* [Try it]: Pictures in the records are to be omitted; everything else is copied exactly.

* [Provided data]:
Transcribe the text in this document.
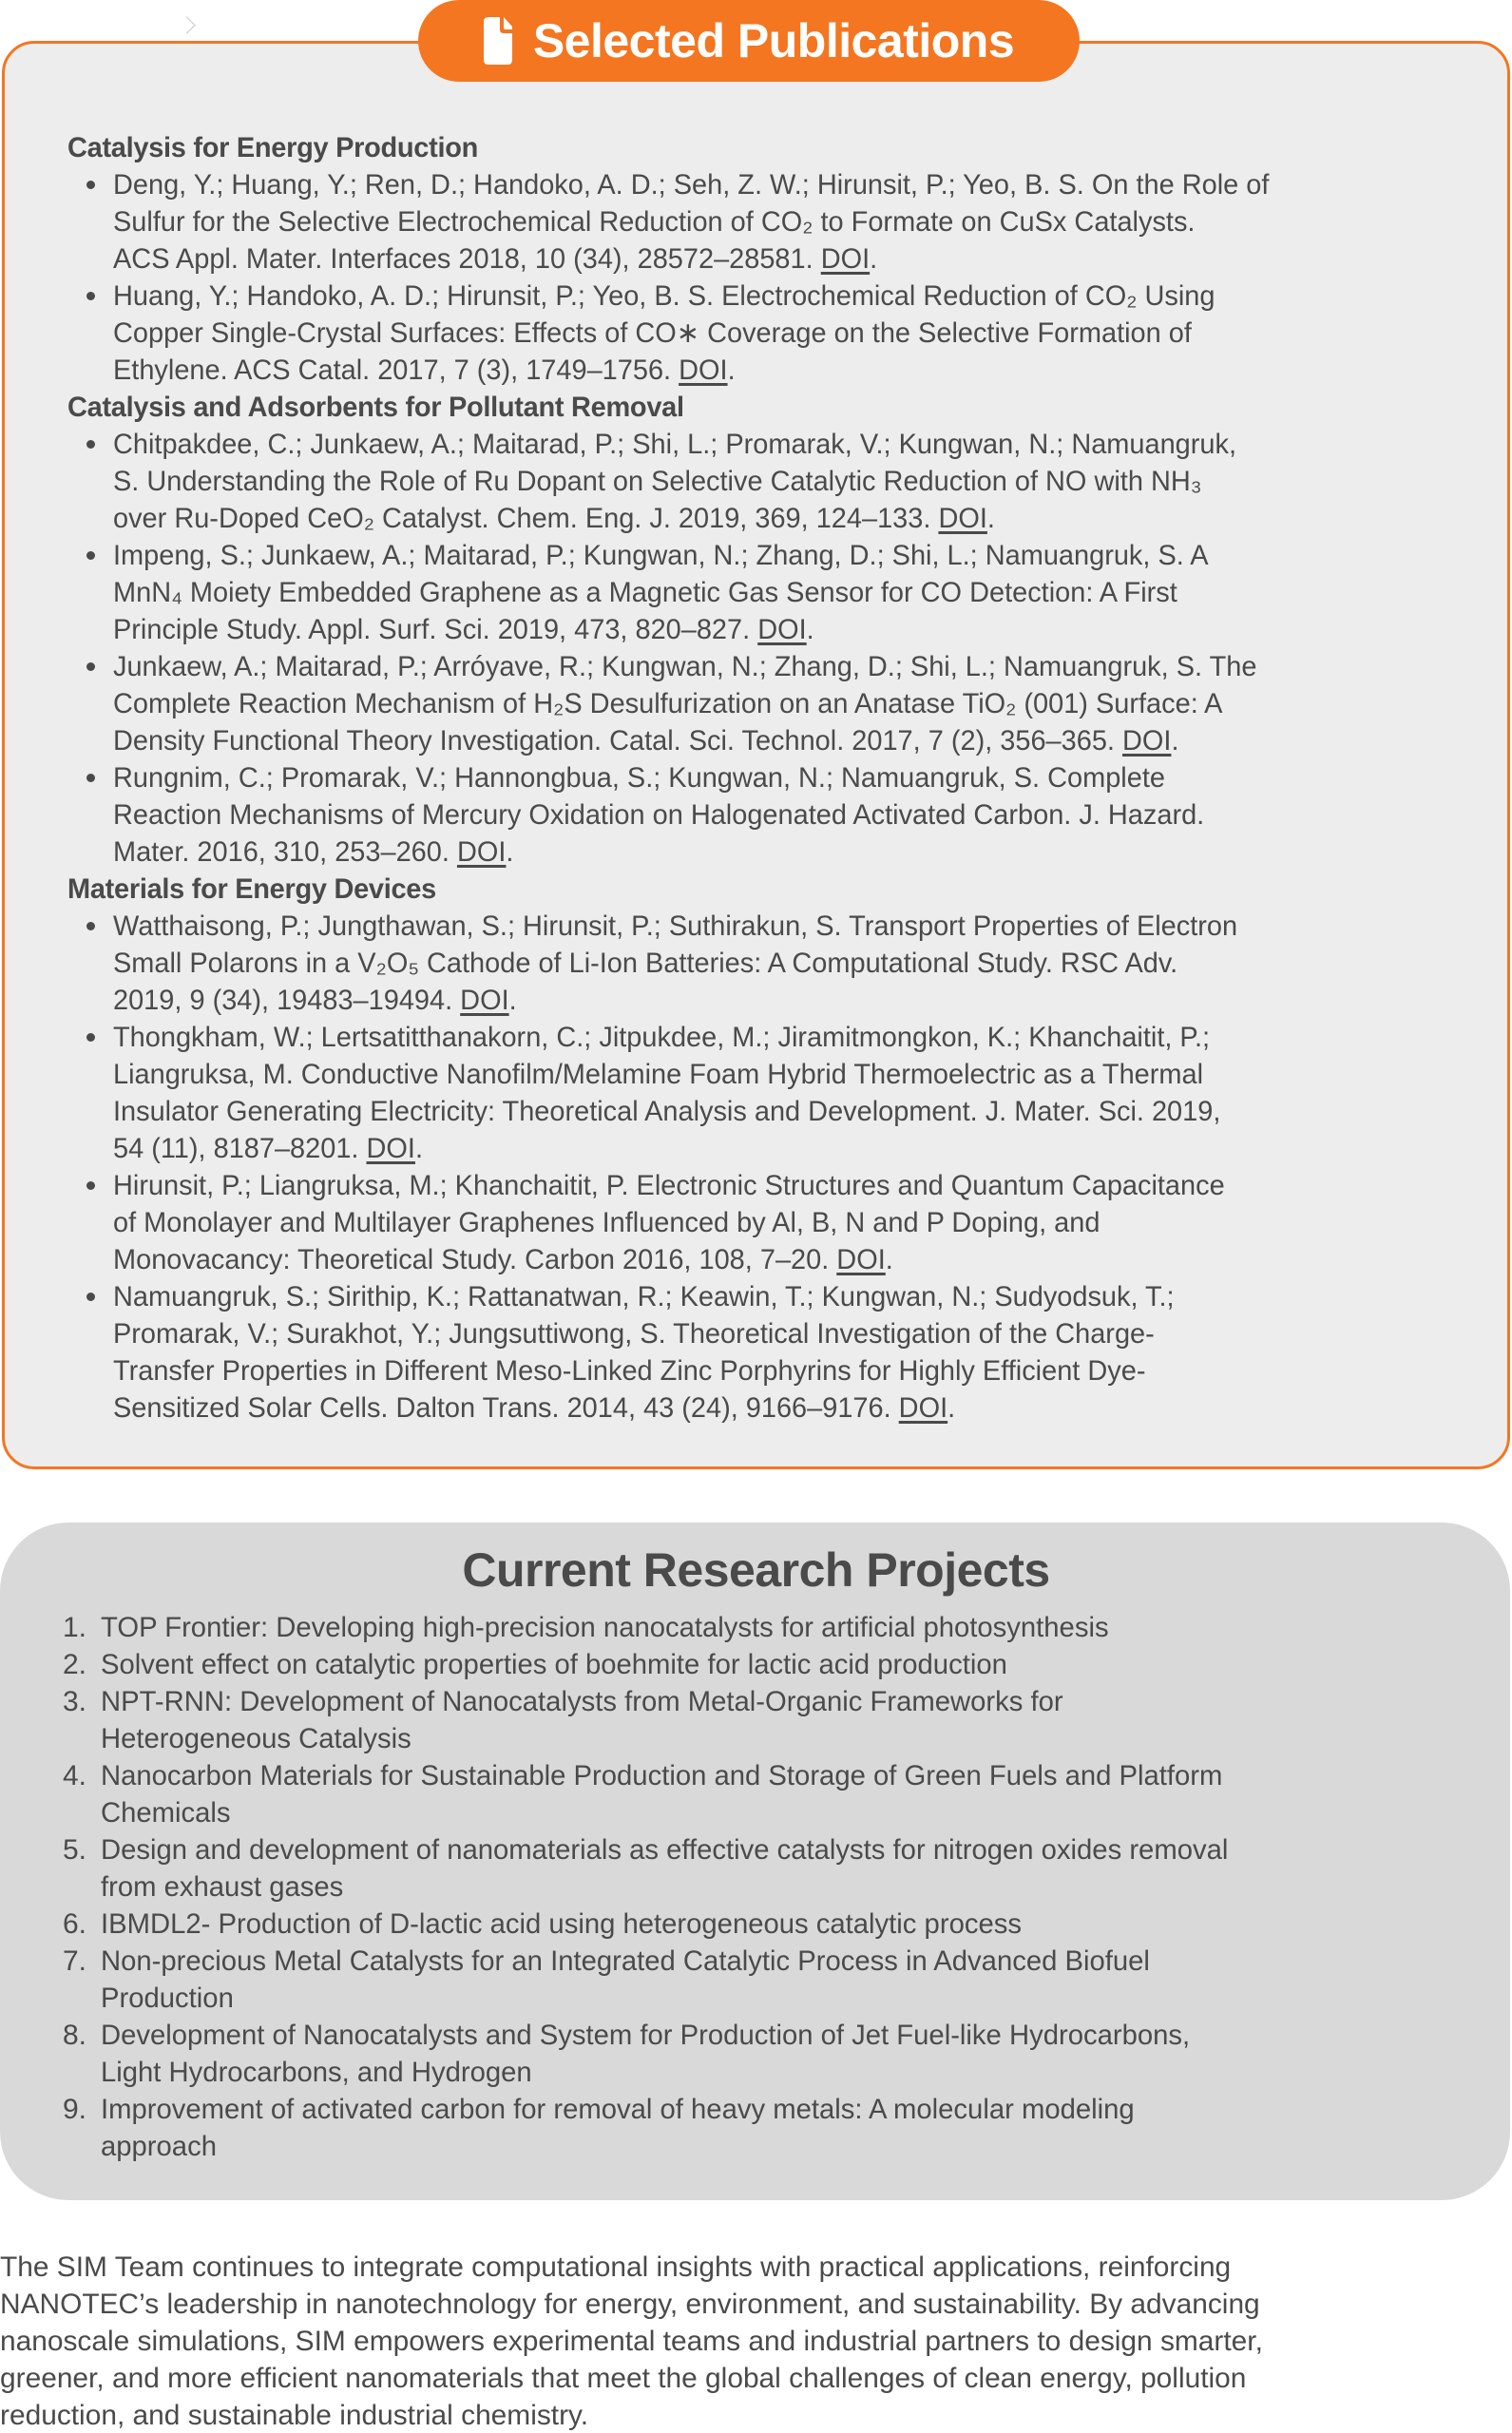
Selected Publications
Catalysis for Energy Production
Deng, Y.; Huang, Y.; Ren, D.; Handoko, A. D.; Seh, Z. W.; Hirunsit, P.; Yeo, B. S. On the Role of
Sulfur for the Selective Electrochemical Reduction of CO₂ to Formate on CuSx Catalysts.
ACS Appl. Mater. Interfaces 2018, 10 (34), 28572–28581. DOI.
Huang, Y.; Handoko, A. D.; Hirunsit, P.; Yeo, B. S. Electrochemical Reduction of CO₂ Using
Copper Single-Crystal Surfaces: Effects of CO∗ Coverage on the Selective Formation of
Ethylene. ACS Catal. 2017, 7 (3), 1749–1756. DOI.
Catalysis and Adsorbents for Pollutant Removal
Chitpakdee, C.; Junkaew, A.; Maitarad, P.; Shi, L.; Promarak, V.; Kungwan, N.; Namuangruk,
S. Understanding the Role of Ru Dopant on Selective Catalytic Reduction of NO with NH₃
over Ru-Doped CeO₂ Catalyst. Chem. Eng. J. 2019, 369, 124–133. DOI.
Impeng, S.; Junkaew, A.; Maitarad, P.; Kungwan, N.; Zhang, D.; Shi, L.; Namuangruk, S. A
MnN₄ Moiety Embedded Graphene as a Magnetic Gas Sensor for CO Detection: A First
Principle Study. Appl. Surf. Sci. 2019, 473, 820–827. DOI.
Junkaew, A.; Maitarad, P.; Arróyave, R.; Kungwan, N.; Zhang, D.; Shi, L.; Namuangruk, S. The
Complete Reaction Mechanism of H₂S Desulfurization on an Anatase TiO₂ (001) Surface: A
Density Functional Theory Investigation. Catal. Sci. Technol. 2017, 7 (2), 356–365. DOI.
Rungnim, C.; Promarak, V.; Hannongbua, S.; Kungwan, N.; Namuangruk, S. Complete
Reaction Mechanisms of Mercury Oxidation on Halogenated Activated Carbon. J. Hazard.
Mater. 2016, 310, 253–260. DOI.
Materials for Energy Devices
Watthaisong, P.; Jungthawan, S.; Hirunsit, P.; Suthirakun, S. Transport Properties of Electron
Small Polarons in a V₂O₅ Cathode of Li-Ion Batteries: A Computational Study. RSC Adv.
2019, 9 (34), 19483–19494. DOI.
Thongkham, W.; Lertsatitthanakorn, C.; Jitpukdee, M.; Jiramitmongkon, K.; Khanchaitit, P.;
Liangruksa, M. Conductive Nanofilm/Melamine Foam Hybrid Thermoelectric as a Thermal
Insulator Generating Electricity: Theoretical Analysis and Development. J. Mater. Sci. 2019,
54 (11), 8187–8201. DOI.
Hirunsit, P.; Liangruksa, M.; Khanchaitit, P. Electronic Structures and Quantum Capacitance
of Monolayer and Multilayer Graphenes Influenced by Al, B, N and P Doping, and
Monovacancy: Theoretical Study. Carbon 2016, 108, 7–20. DOI.
Namuangruk, S.; Sirithip, K.; Rattanatwan, R.; Keawin, T.; Kungwan, N.; Sudyodsuk, T.;
Promarak, V.; Surakhot, Y.; Jungsuttiwong, S. Theoretical Investigation of the Charge-
Transfer Properties in Different Meso-Linked Zinc Porphyrins for Highly Efficient Dye-
Sensitized Solar Cells. Dalton Trans. 2014, 43 (24), 9166–9176. DOI.
Current Research Projects
1. TOP Frontier: Developing high-precision nanocatalysts for artificial photosynthesis
2. Solvent effect on catalytic properties of boehmite for lactic acid production
3. NPT-RNN: Development of Nanocatalysts from Metal-Organic Frameworks for
Heterogeneous Catalysis
4. Nanocarbon Materials for Sustainable Production and Storage of Green Fuels and Platform
Chemicals
5. Design and development of nanomaterials as effective catalysts for nitrogen oxides removal
from exhaust gases
6. IBMDL2- Production of D-lactic acid using heterogeneous catalytic process
7. Non-precious Metal Catalysts for an Integrated Catalytic Process in Advanced Biofuel
Production
8. Development of Nanocatalysts and System for Production of Jet Fuel-like Hydrocarbons,
Light Hydrocarbons, and Hydrogen
9. Improvement of activated carbon for removal of heavy metals: A molecular modeling
approach
The SIM Team continues to integrate computational insights with practical applications, reinforcing
NANOTEC’s leadership in nanotechnology for energy, environment, and sustainability. By advancing
nanoscale simulations, SIM empowers experimental teams and industrial partners to design smarter,
greener, and more efficient nanomaterials that meet the global challenges of clean energy, pollution
reduction, and sustainable industrial chemistry.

* [Solution to this problem]:
Transcribe the text in this document.
Selected Publications
Catalysis for Energy Production
Deng, Y.; Huang, Y.; Ren, D.; Handoko, A. D.; Seh, Z. W.; Hirunsit, P.; Yeo, B. S. On the Role of
Sulfur for the Selective Electrochemical Reduction of CO₂ to Formate on CuSx Catalysts.
ACS Appl. Mater. Interfaces 2018, 10 (34), 28572–28581. DOI.
Huang, Y.; Handoko, A. D.; Hirunsit, P.; Yeo, B. S. Electrochemical Reduction of CO₂ Using
Copper Single-Crystal Surfaces: Effects of CO∗ Coverage on the Selective Formation of
Ethylene. ACS Catal. 2017, 7 (3), 1749–1756. DOI.
Catalysis and Adsorbents for Pollutant Removal
Chitpakdee, C.; Junkaew, A.; Maitarad, P.; Shi, L.; Promarak, V.; Kungwan, N.; Namuangruk,
S. Understanding the Role of Ru Dopant on Selective Catalytic Reduction of NO with NH₃
over Ru-Doped CeO₂ Catalyst. Chem. Eng. J. 2019, 369, 124–133. DOI.
Impeng, S.; Junkaew, A.; Maitarad, P.; Kungwan, N.; Zhang, D.; Shi, L.; Namuangruk, S. A
MnN₄ Moiety Embedded Graphene as a Magnetic Gas Sensor for CO Detection: A First
Principle Study. Appl. Surf. Sci. 2019, 473, 820–827. DOI.
Junkaew, A.; Maitarad, P.; Arróyave, R.; Kungwan, N.; Zhang, D.; Shi, L.; Namuangruk, S. The
Complete Reaction Mechanism of H₂S Desulfurization on an Anatase TiO₂ (001) Surface: A
Density Functional Theory Investigation. Catal. Sci. Technol. 2017, 7 (2), 356–365. DOI.
Rungnim, C.; Promarak, V.; Hannongbua, S.; Kungwan, N.; Namuangruk, S. Complete
Reaction Mechanisms of Mercury Oxidation on Halogenated Activated Carbon. J. Hazard.
Mater. 2016, 310, 253–260. DOI.
Materials for Energy Devices
Watthaisong, P.; Jungthawan, S.; Hirunsit, P.; Suthirakun, S. Transport Properties of Electron
Small Polarons in a V₂O₅ Cathode of Li-Ion Batteries: A Computational Study. RSC Adv.
2019, 9 (34), 19483–19494. DOI.
Thongkham, W.; Lertsatitthanakorn, C.; Jitpukdee, M.; Jiramitmongkon, K.; Khanchaitit, P.;
Liangruksa, M. Conductive Nanofilm/Melamine Foam Hybrid Thermoelectric as a Thermal
Insulator Generating Electricity: Theoretical Analysis and Development. J. Mater. Sci. 2019,
54 (11), 8187–8201. DOI.
Hirunsit, P.; Liangruksa, M.; Khanchaitit, P. Electronic Structures and Quantum Capacitance
of Monolayer and Multilayer Graphenes Influenced by Al, B, N and P Doping, and
Monovacancy: Theoretical Study. Carbon 2016, 108, 7–20. DOI.
Namuangruk, S.; Sirithip, K.; Rattanatwan, R.; Keawin, T.; Kungwan, N.; Sudyodsuk, T.;
Promarak, V.; Surakhot, Y.; Jungsuttiwong, S. Theoretical Investigation of the Charge-
Transfer Properties in Different Meso-Linked Zinc Porphyrins for Highly Efficient Dye-
Sensitized Solar Cells. Dalton Trans. 2014, 43 (24), 9166–9176. DOI.
Current Research Projects
1. TOP Frontier: Developing high-precision nanocatalysts for artificial photosynthesis
2. Solvent effect on catalytic properties of boehmite for lactic acid production
3. NPT-RNN: Development of Nanocatalysts from Metal-Organic Frameworks for
Heterogeneous Catalysis
4. Nanocarbon Materials for Sustainable Production and Storage of Green Fuels and Platform
Chemicals
5. Design and development of nanomaterials as effective catalysts for nitrogen oxides removal
from exhaust gases
6. IBMDL2- Production of D-lactic acid using heterogeneous catalytic process
7. Non-precious Metal Catalysts for an Integrated Catalytic Process in Advanced Biofuel
Production
8. Development of Nanocatalysts and System for Production of Jet Fuel-like Hydrocarbons,
Light Hydrocarbons, and Hydrogen
9. Improvement of activated carbon for removal of heavy metals: A molecular modeling
approach
The SIM Team continues to integrate computational insights with practical applications, reinforcing
NANOTEC’s leadership in nanotechnology for energy, environment, and sustainability. By advancing
nanoscale simulations, SIM empowers experimental teams and industrial partners to design smarter,
greener, and more efficient nanomaterials that meet the global challenges of clean energy, pollution
reduction, and sustainable industrial chemistry.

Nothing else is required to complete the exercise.